[Aim of the task] Work out how many lines in the data that follows contain "bottom". Write nothing but the number.

Start of Provided entries

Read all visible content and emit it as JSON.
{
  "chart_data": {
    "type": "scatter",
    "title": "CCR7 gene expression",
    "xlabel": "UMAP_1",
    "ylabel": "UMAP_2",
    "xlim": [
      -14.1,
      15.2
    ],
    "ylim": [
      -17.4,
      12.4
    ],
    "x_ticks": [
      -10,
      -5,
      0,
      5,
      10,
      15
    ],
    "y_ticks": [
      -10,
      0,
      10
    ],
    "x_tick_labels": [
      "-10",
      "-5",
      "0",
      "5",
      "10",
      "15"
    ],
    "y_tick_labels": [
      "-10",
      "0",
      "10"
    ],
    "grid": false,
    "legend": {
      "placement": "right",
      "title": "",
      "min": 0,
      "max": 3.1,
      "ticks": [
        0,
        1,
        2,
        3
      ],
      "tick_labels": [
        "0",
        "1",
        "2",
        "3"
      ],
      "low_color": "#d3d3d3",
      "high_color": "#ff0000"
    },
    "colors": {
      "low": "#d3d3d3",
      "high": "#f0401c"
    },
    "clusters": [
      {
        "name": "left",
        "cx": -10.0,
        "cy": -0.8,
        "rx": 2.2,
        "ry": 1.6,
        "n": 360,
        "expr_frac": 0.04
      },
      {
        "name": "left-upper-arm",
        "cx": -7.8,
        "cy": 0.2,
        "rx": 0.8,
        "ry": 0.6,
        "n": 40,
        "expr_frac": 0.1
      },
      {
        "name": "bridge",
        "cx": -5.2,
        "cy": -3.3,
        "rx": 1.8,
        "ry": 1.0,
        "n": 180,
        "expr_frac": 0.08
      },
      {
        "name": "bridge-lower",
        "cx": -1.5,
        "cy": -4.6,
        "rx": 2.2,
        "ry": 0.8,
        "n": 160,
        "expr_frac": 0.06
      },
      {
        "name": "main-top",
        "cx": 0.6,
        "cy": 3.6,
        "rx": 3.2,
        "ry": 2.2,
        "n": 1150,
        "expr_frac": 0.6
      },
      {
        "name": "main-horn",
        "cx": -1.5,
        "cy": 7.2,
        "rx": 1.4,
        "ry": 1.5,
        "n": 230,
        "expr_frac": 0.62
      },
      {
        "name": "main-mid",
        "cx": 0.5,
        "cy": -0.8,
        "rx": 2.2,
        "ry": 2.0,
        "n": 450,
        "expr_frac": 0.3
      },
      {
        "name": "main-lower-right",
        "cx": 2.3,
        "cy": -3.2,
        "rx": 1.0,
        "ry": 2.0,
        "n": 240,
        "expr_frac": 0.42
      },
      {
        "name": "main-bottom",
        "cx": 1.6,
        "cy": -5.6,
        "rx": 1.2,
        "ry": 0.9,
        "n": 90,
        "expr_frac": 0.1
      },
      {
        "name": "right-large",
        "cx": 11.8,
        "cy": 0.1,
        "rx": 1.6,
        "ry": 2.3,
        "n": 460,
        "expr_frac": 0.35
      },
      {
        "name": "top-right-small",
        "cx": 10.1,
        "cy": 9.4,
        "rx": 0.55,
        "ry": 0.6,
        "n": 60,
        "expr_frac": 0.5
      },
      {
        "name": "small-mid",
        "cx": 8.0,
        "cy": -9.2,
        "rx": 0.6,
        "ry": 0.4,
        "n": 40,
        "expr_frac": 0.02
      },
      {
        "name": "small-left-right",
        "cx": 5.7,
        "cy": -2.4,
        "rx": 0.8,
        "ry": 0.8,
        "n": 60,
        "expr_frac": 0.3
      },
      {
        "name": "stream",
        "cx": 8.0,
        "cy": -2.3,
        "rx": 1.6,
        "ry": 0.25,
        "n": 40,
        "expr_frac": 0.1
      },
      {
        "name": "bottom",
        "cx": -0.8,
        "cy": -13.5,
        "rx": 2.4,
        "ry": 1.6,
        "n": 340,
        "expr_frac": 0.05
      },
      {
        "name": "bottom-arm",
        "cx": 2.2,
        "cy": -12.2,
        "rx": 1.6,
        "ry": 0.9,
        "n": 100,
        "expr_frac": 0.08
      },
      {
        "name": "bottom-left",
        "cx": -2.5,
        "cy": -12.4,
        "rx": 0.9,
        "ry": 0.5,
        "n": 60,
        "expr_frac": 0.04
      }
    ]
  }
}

End of Provided entries

[Reply to the exercise] 4